• **Exercise prompt**:
Copy the lines holding the word "Management", all of them.

-- Begin Information shown --

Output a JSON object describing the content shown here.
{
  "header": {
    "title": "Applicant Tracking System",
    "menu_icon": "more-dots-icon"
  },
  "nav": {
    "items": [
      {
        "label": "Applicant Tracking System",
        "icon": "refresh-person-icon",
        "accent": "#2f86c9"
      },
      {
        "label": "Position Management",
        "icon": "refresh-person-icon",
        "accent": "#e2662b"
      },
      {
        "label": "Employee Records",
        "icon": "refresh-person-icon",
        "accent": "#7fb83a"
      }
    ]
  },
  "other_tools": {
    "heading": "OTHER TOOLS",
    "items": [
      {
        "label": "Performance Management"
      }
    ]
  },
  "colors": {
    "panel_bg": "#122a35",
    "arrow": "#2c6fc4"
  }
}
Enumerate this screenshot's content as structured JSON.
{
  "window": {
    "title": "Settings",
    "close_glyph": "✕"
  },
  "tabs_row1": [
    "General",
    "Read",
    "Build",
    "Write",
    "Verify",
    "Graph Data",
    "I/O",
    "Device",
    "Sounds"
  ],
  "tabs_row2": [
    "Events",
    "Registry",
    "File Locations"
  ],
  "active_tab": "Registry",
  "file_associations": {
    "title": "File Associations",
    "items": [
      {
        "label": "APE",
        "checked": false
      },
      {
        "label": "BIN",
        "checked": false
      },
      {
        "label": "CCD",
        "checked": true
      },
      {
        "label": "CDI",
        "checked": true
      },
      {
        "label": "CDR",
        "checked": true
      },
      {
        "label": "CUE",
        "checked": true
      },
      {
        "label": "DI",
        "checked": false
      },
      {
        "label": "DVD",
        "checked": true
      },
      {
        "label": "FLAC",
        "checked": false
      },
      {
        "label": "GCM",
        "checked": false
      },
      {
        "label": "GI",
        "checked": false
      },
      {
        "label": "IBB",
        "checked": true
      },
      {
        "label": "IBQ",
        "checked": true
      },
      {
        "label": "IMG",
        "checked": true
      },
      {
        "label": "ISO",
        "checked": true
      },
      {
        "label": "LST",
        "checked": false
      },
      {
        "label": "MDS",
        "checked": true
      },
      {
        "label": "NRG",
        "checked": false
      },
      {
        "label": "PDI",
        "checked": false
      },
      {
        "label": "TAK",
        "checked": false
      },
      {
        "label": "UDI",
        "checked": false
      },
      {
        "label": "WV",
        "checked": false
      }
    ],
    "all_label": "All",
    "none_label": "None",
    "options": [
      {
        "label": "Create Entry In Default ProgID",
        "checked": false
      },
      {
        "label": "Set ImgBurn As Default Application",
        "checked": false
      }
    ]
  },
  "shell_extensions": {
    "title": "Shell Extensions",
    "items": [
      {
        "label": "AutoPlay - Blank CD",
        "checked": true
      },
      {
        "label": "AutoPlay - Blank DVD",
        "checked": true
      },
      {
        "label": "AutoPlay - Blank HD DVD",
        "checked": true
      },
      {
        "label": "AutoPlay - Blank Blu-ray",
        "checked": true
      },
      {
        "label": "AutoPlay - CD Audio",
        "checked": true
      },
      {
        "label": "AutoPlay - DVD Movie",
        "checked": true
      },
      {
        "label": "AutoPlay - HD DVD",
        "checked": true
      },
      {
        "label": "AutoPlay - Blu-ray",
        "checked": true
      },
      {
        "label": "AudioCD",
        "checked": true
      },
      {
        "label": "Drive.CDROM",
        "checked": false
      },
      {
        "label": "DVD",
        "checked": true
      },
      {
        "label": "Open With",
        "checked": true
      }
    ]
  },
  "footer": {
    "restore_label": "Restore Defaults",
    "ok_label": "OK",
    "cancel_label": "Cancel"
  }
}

-- End Information shown --

• **Expected output**:
        "label": "Position Management",
        "label": "Performance Management"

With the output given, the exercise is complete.